§ **Problem statement**
Present the following entries again, word for word and in full.

§ **Data for this exercise**
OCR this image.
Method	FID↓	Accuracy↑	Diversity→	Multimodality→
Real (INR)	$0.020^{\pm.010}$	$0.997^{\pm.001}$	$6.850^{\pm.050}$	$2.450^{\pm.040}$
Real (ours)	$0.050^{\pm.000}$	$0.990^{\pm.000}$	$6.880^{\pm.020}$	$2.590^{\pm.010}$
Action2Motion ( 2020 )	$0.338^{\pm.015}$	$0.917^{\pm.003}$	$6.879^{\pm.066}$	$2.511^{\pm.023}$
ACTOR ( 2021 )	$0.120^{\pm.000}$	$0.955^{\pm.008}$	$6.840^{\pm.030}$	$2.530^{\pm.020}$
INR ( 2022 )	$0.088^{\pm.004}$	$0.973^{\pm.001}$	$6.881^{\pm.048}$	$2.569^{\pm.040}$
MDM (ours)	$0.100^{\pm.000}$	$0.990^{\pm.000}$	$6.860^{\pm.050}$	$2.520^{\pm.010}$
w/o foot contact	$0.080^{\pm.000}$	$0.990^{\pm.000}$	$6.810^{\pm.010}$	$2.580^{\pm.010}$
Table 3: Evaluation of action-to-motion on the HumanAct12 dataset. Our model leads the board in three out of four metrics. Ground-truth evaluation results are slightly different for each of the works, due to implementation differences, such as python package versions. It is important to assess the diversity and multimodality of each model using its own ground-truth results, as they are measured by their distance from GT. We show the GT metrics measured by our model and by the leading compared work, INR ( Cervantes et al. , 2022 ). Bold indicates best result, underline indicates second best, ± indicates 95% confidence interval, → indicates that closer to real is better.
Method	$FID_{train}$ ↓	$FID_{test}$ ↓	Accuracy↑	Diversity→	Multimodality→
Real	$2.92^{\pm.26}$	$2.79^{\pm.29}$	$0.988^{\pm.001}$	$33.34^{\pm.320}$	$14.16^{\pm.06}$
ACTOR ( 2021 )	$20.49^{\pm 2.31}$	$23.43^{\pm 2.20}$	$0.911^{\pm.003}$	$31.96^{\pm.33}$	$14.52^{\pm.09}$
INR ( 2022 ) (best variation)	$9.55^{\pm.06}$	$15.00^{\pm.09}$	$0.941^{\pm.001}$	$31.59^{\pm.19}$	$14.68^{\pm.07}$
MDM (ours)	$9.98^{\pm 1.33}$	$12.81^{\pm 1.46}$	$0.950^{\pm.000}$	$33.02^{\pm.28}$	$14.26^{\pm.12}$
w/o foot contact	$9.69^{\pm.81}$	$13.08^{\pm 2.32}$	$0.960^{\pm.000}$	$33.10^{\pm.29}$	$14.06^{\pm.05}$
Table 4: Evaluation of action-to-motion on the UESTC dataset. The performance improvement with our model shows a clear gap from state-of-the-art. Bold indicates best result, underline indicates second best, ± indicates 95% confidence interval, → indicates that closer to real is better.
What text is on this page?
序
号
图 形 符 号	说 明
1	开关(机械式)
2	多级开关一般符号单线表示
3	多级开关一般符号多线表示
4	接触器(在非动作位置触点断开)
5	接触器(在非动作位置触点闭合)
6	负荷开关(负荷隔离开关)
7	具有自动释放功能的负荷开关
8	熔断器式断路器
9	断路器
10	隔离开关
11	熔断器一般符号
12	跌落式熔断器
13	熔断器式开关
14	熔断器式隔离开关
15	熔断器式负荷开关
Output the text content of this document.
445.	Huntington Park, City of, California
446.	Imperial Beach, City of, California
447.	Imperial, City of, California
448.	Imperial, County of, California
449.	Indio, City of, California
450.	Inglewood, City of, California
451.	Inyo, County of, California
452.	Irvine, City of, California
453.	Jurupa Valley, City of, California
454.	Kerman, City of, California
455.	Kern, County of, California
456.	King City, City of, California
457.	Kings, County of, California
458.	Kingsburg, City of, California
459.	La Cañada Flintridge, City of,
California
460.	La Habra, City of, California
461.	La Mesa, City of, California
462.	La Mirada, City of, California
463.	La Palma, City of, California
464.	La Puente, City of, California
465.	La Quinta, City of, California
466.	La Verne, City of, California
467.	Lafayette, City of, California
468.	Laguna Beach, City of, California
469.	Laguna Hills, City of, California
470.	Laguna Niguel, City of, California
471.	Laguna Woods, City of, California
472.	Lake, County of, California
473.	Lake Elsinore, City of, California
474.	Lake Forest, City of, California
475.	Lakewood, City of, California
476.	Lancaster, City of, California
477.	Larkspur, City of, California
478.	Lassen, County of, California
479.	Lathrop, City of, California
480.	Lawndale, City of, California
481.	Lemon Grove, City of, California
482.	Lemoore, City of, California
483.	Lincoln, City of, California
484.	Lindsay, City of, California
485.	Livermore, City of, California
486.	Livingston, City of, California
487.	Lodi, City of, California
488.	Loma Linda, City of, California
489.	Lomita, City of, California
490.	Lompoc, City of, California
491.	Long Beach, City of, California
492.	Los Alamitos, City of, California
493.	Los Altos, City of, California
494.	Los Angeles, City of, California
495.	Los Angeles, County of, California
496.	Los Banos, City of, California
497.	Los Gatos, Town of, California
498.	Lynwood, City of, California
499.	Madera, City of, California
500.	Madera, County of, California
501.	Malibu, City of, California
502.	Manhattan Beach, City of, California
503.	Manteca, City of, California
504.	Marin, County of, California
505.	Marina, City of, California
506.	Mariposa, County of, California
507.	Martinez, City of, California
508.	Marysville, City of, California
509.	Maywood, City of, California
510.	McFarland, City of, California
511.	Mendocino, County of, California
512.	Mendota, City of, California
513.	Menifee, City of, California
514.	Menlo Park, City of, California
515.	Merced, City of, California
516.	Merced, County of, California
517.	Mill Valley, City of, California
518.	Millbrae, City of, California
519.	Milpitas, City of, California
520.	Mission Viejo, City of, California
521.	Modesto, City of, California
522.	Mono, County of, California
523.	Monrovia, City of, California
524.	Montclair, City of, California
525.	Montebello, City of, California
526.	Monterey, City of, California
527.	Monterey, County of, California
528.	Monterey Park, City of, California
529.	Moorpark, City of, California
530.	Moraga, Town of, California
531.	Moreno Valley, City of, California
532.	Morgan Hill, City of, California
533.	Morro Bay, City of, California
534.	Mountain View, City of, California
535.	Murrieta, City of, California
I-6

§ **Result of this exercise**
OCR this image.
Method	FID↓	Accuracy↑	Diversity→	Multimodality→
Real (INR)	$0.020^{\pm.010}$	$0.997^{\pm.001}$	$6.850^{\pm.050}$	$2.450^{\pm.040}$
Real (ours)	$0.050^{\pm.000}$	$0.990^{\pm.000}$	$6.880^{\pm.020}$	$2.590^{\pm.010}$
Action2Motion ( 2020 )	$0.338^{\pm.015}$	$0.917^{\pm.003}$	$6.879^{\pm.066}$	$2.511^{\pm.023}$
ACTOR ( 2021 )	$0.120^{\pm.000}$	$0.955^{\pm.008}$	$6.840^{\pm.030}$	$2.530^{\pm.020}$
INR ( 2022 )	$0.088^{\pm.004}$	$0.973^{\pm.001}$	$6.881^{\pm.048}$	$2.569^{\pm.040}$
MDM (ours)	$0.100^{\pm.000}$	$0.990^{\pm.000}$	$6.860^{\pm.050}$	$2.520^{\pm.010}$
w/o foot contact	$0.080^{\pm.000}$	$0.990^{\pm.000}$	$6.810^{\pm.010}$	$2.580^{\pm.010}$
Table 3: Evaluation of action-to-motion on the HumanAct12 dataset. Our model leads the board in three out of four metrics. Ground-truth evaluation results are slightly different for each of the works, due to implementation differences, such as python package versions. It is important to assess the diversity and multimodality of each model using its own ground-truth results, as they are measured by their distance from GT. We show the GT metrics measured by our model and by the leading compared work, INR ( Cervantes et al. , 2022 ). Bold indicates best result, underline indicates second best, ± indicates 95% confidence interval, → indicates that closer to real is better.
Method	$FID_{train}$ ↓	$FID_{test}$ ↓	Accuracy↑	Diversity→	Multimodality→
Real	$2.92^{\pm.26}$	$2.79^{\pm.29}$	$0.988^{\pm.001}$	$33.34^{\pm.320}$	$14.16^{\pm.06}$
ACTOR ( 2021 )	$20.49^{\pm 2.31}$	$23.43^{\pm 2.20}$	$0.911^{\pm.003}$	$31.96^{\pm.33}$	$14.52^{\pm.09}$
INR ( 2022 ) (best variation)	$9.55^{\pm.06}$	$15.00^{\pm.09}$	$0.941^{\pm.001}$	$31.59^{\pm.19}$	$14.68^{\pm.07}$
MDM (ours)	$9.98^{\pm 1.33}$	$12.81^{\pm 1.46}$	$0.950^{\pm.000}$	$33.02^{\pm.28}$	$14.26^{\pm.12}$
w/o foot contact	$9.69^{\pm.81}$	$13.08^{\pm 2.32}$	$0.960^{\pm.000}$	$33.10^{\pm.29}$	$14.06^{\pm.05}$
Table 4: Evaluation of action-to-motion on the UESTC dataset. The performance improvement with our model shows a clear gap from state-of-the-art. Bold indicates best result, underline indicates second best, ± indicates 95% confidence interval, → indicates that closer to real is better.
What text is on this page?
序
号
图 形 符 号	说 明
1	开关(机械式)
2	多级开关一般符号单线表示
3	多级开关一般符号多线表示
4	接触器(在非动作位置触点断开)
5	接触器(在非动作位置触点闭合)
6	负荷开关(负荷隔离开关)
7	具有自动释放功能的负荷开关
8	熔断器式断路器
9	断路器
10	隔离开关
11	熔断器一般符号
12	跌落式熔断器
13	熔断器式开关
14	熔断器式隔离开关
15	熔断器式负荷开关
Output the text content of this document.
445.	Huntington Park, City of, California
446.	Imperial Beach, City of, California
447.	Imperial, City of, California
448.	Imperial, County of, California
449.	Indio, City of, California
450.	Inglewood, City of, California
451.	Inyo, County of, California
452.	Irvine, City of, California
453.	Jurupa Valley, City of, California
454.	Kerman, City of, California
455.	Kern, County of, California
456.	King City, City of, California
457.	Kings, County of, California
458.	Kingsburg, City of, California
459.	La Cañada Flintridge, City of,
California
460.	La Habra, City of, California
461.	La Mesa, City of, California
462.	La Mirada, City of, California
463.	La Palma, City of, California
464.	La Puente, City of, California
465.	La Quinta, City of, California
466.	La Verne, City of, California
467.	Lafayette, City of, California
468.	Laguna Beach, City of, California
469.	Laguna Hills, City of, California
470.	Laguna Niguel, City of, California
471.	Laguna Woods, City of, California
472.	Lake, County of, California
473.	Lake Elsinore, City of, California
474.	Lake Forest, City of, California
475.	Lakewood, City of, California
476.	Lancaster, City of, California
477.	Larkspur, City of, California
478.	Lassen, County of, California
479.	Lathrop, City of, California
480.	Lawndale, City of, California
481.	Lemon Grove, City of, California
482.	Lemoore, City of, California
483.	Lincoln, City of, California
484.	Lindsay, City of, California
485.	Livermore, City of, California
486.	Livingston, City of, California
487.	Lodi, City of, California
488.	Loma Linda, City of, California
489.	Lomita, City of, California
490.	Lompoc, City of, California
491.	Long Beach, City of, California
492.	Los Alamitos, City of, California
493.	Los Altos, City of, California
494.	Los Angeles, City of, California
495.	Los Angeles, County of, California
496.	Los Banos, City of, California
497.	Los Gatos, Town of, California
498.	Lynwood, City of, California
499.	Madera, City of, California
500.	Madera, County of, California
501.	Malibu, City of, California
502.	Manhattan Beach, City of, California
503.	Manteca, City of, California
504.	Marin, County of, California
505.	Marina, City of, California
506.	Mariposa, County of, California
507.	Martinez, City of, California
508.	Marysville, City of, California
509.	Maywood, City of, California
510.	McFarland, City of, California
511.	Mendocino, County of, California
512.	Mendota, City of, California
513.	Menifee, City of, California
514.	Menlo Park, City of, California
515.	Merced, City of, California
516.	Merced, County of, California
517.	Mill Valley, City of, California
518.	Millbrae, City of, California
519.	Milpitas, City of, California
520.	Mission Viejo, City of, California
521.	Modesto, City of, California
522.	Mono, County of, California
523.	Monrovia, City of, California
524.	Montclair, City of, California
525.	Montebello, City of, California
526.	Monterey, City of, California
527.	Monterey, County of, California
528.	Monterey Park, City of, California
529.	Moorpark, City of, California
530.	Moraga, Town of, California
531.	Moreno Valley, City of, California
532.	Morgan Hill, City of, California
533.	Morro Bay, City of, California
534.	Mountain View, City of, California
535.	Murrieta, City of, California
I-6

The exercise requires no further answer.